:: DIRECTIVE ::
Copy all lines of the listing that include the string "Curva".

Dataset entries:
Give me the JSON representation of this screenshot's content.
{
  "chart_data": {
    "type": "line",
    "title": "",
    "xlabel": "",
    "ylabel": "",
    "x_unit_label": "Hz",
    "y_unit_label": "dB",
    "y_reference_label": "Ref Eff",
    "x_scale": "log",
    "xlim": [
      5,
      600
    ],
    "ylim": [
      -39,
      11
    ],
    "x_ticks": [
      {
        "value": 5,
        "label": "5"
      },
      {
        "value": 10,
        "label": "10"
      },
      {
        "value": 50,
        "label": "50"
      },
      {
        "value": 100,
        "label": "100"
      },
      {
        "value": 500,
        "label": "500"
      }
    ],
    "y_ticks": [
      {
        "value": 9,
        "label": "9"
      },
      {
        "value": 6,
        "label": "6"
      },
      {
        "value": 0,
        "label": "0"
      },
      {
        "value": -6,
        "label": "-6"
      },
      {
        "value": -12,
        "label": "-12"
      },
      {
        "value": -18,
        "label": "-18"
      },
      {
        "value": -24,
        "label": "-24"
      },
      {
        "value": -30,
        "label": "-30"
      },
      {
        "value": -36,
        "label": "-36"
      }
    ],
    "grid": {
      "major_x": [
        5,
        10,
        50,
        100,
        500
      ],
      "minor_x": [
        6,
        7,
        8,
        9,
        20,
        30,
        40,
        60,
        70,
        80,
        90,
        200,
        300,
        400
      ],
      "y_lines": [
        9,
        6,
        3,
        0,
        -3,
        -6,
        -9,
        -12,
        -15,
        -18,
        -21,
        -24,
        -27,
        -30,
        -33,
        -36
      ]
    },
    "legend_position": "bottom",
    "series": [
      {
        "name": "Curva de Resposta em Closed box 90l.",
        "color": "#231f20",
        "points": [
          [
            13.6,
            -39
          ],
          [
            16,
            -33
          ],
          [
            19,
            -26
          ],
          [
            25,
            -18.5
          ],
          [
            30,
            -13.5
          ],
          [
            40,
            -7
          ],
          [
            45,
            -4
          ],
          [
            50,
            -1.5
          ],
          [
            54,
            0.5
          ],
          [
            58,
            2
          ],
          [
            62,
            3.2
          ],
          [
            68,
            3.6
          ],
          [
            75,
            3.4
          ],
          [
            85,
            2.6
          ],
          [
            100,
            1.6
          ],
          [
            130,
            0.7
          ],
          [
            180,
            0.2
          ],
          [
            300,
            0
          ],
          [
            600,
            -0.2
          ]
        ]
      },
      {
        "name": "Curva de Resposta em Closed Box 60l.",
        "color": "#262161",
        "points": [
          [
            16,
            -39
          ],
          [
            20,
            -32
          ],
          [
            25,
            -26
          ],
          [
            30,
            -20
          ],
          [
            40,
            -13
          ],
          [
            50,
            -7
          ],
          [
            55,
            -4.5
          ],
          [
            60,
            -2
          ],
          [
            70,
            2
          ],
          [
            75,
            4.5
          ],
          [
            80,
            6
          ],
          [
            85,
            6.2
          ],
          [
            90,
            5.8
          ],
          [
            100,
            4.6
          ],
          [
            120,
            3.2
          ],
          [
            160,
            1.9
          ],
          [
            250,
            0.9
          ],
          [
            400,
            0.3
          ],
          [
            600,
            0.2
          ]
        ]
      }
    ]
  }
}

:: THE REPLY ::
        "name": "Curva de Resposta em Closed box 90l.",
        "name": "Curva de Resposta em Closed Box 60l.",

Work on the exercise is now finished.